### Problem to work on:
Give the number of lines that contain the string "nice", and nothing else.

── Data for this exercise

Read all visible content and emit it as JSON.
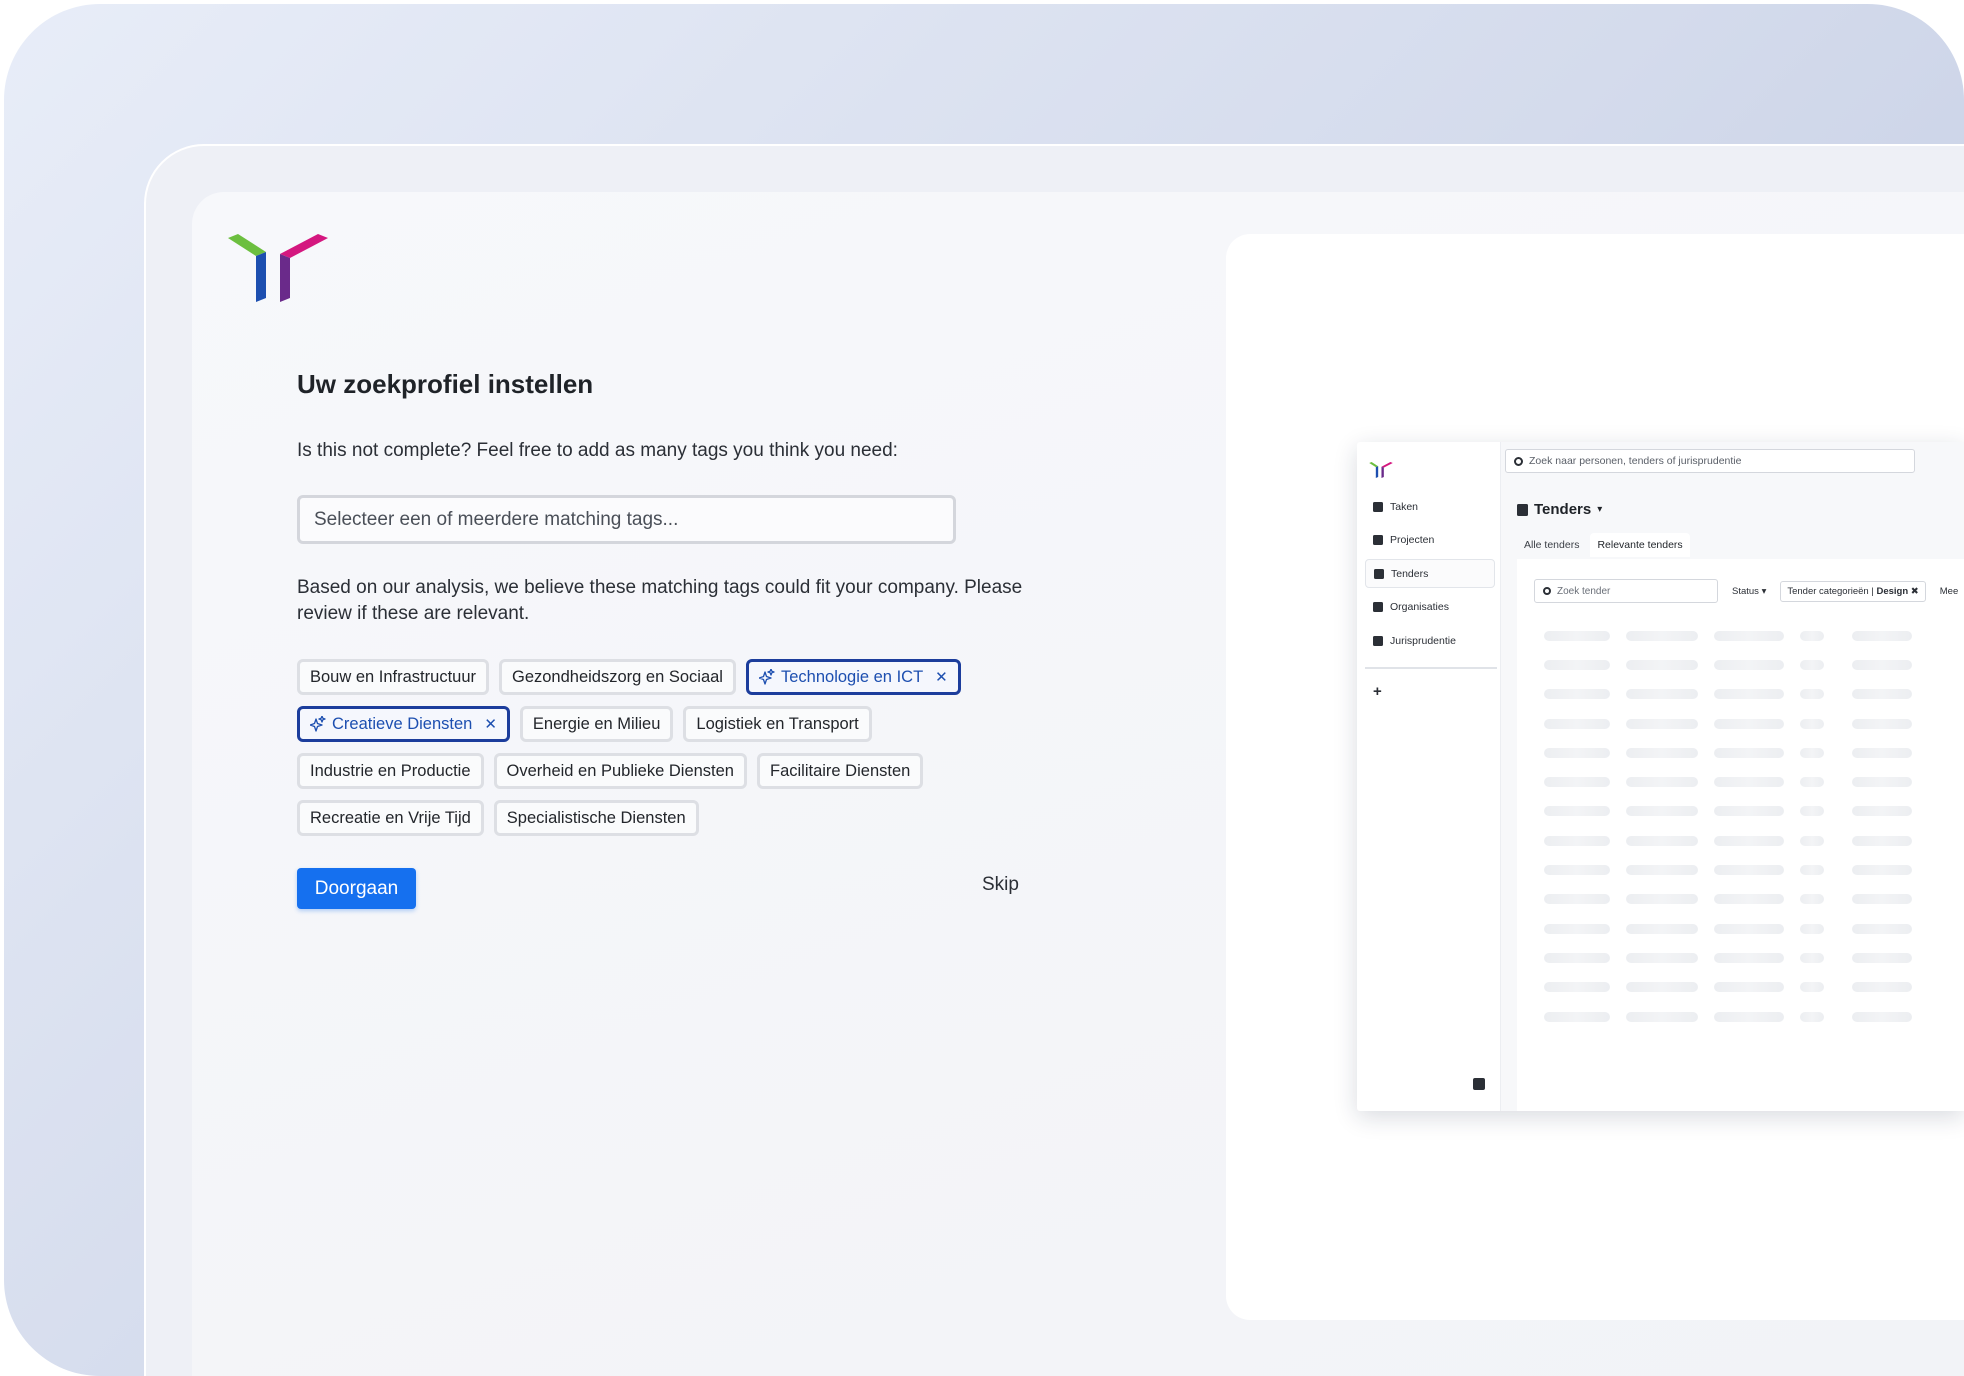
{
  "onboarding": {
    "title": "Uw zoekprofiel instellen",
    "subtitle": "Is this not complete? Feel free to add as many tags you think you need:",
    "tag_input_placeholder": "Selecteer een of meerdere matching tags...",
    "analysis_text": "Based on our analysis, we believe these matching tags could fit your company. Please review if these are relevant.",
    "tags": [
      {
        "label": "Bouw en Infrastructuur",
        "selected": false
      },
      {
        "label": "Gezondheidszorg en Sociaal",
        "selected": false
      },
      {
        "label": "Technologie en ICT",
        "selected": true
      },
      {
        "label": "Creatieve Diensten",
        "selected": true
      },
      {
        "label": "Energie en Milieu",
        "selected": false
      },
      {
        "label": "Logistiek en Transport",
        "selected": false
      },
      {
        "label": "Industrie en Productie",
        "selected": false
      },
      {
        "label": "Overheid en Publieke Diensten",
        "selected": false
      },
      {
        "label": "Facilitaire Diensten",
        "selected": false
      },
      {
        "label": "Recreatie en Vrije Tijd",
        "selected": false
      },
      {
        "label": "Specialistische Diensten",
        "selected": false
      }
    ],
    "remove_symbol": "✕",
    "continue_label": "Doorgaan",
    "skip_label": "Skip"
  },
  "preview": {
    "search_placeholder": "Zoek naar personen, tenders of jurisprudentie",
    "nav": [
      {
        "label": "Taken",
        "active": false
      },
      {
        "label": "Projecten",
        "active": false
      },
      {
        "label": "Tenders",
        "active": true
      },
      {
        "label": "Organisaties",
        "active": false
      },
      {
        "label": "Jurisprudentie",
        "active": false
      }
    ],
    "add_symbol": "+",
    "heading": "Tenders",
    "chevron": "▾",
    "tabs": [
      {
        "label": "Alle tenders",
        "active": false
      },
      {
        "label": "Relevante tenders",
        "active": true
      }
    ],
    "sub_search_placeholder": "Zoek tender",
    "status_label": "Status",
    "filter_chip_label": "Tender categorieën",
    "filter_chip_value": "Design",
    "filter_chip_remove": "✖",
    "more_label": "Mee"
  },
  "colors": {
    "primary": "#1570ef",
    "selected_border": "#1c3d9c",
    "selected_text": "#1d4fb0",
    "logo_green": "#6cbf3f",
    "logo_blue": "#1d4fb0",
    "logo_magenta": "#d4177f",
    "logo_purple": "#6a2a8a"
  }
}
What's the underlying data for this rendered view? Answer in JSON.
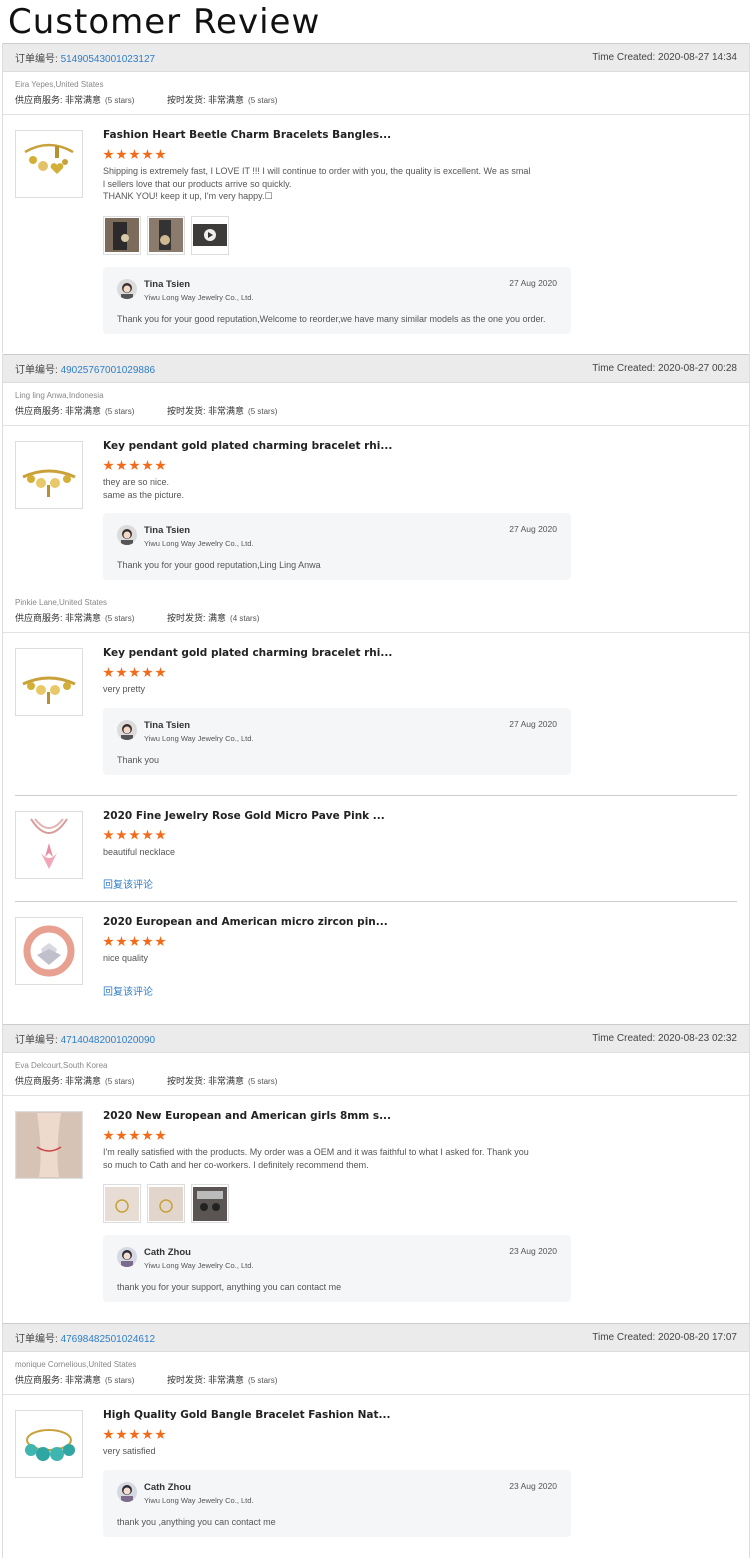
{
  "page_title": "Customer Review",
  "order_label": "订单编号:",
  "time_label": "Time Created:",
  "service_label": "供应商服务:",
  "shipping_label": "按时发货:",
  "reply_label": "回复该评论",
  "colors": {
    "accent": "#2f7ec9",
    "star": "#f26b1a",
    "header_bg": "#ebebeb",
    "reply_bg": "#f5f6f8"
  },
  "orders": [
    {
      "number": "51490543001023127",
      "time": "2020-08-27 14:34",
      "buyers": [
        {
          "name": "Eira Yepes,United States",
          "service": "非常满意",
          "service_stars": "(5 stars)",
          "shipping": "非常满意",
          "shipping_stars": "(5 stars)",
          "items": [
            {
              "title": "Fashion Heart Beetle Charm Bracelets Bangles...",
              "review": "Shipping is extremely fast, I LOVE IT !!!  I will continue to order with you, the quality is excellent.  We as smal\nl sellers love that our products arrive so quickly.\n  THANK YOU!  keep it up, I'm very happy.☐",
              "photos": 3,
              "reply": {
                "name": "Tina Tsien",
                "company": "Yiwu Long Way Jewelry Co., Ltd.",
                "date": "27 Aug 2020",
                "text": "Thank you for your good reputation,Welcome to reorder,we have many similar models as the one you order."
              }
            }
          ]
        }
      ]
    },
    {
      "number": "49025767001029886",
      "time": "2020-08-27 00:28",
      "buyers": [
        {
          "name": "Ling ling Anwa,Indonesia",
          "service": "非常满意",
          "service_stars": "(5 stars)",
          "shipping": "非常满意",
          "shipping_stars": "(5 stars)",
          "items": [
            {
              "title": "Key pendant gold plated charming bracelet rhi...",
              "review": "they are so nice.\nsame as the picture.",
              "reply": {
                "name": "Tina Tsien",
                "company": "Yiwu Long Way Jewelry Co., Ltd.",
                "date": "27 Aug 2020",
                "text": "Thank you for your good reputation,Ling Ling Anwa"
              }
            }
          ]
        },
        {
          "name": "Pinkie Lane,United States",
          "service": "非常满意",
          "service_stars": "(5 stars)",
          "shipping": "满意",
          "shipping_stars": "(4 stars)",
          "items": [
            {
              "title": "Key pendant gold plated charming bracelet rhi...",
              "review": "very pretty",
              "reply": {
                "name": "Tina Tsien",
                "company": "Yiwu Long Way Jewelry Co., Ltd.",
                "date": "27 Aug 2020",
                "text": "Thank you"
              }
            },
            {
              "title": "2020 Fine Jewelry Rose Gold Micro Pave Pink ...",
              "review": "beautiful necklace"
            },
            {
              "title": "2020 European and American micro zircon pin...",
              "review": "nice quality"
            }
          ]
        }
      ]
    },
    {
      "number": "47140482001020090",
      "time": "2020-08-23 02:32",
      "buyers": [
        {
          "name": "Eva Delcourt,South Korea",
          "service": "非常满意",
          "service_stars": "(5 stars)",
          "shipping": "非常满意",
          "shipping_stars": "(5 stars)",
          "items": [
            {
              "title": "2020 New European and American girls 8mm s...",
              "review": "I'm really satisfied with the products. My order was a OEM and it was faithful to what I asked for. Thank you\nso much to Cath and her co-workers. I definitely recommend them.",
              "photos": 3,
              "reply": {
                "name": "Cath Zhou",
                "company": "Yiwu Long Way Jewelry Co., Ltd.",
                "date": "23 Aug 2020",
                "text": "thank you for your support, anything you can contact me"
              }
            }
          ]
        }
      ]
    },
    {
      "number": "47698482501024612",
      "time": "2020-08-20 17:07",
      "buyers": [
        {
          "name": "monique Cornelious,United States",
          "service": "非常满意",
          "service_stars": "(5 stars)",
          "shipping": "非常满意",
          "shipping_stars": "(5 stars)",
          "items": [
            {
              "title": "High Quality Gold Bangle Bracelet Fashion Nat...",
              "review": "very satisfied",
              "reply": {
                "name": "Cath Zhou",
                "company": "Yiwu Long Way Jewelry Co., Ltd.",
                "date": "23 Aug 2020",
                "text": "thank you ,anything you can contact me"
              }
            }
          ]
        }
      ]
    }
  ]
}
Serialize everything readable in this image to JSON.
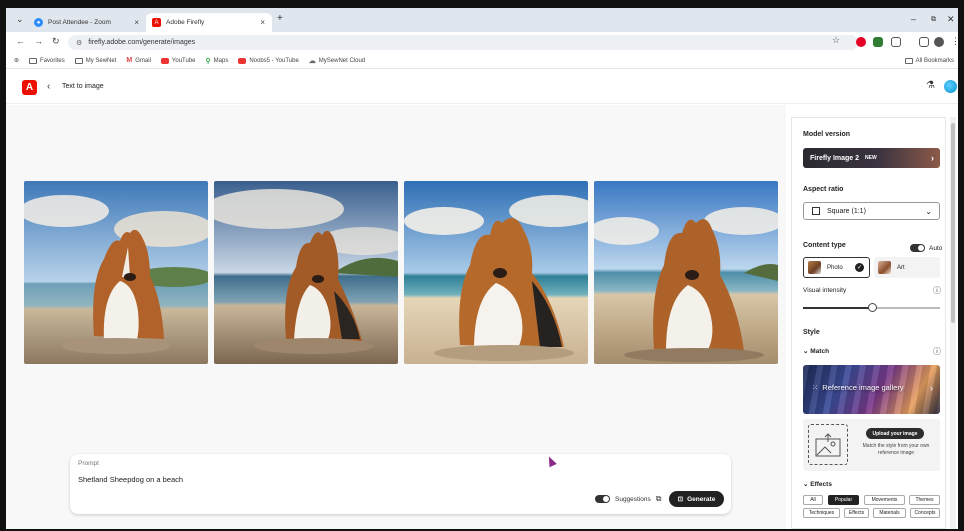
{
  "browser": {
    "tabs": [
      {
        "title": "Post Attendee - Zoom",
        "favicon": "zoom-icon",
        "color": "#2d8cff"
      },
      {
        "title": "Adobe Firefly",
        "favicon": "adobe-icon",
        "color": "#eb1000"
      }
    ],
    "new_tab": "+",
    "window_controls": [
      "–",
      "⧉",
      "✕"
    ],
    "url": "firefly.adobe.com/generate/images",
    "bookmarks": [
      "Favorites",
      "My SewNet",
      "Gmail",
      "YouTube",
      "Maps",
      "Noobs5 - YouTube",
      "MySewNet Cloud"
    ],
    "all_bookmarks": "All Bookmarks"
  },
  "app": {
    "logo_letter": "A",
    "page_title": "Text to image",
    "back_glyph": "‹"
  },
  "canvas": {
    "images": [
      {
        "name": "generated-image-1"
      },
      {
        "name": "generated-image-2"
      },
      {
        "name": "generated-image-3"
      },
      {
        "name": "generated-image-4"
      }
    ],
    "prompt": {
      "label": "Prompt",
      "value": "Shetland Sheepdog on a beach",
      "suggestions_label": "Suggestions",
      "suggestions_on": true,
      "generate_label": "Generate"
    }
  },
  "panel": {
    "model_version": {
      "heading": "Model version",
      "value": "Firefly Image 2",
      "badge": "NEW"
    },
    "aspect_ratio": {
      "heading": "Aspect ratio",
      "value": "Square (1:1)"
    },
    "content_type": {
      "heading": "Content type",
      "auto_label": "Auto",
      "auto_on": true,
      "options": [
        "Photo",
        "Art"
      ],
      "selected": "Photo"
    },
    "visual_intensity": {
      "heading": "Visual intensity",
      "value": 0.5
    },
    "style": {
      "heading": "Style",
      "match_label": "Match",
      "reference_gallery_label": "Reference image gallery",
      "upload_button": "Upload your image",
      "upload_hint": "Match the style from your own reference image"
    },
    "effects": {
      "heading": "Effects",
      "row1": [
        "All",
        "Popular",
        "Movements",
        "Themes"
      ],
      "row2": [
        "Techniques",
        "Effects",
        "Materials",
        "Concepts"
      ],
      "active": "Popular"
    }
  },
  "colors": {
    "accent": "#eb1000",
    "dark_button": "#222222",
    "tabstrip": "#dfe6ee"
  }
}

────

### Answer to the exercise:
2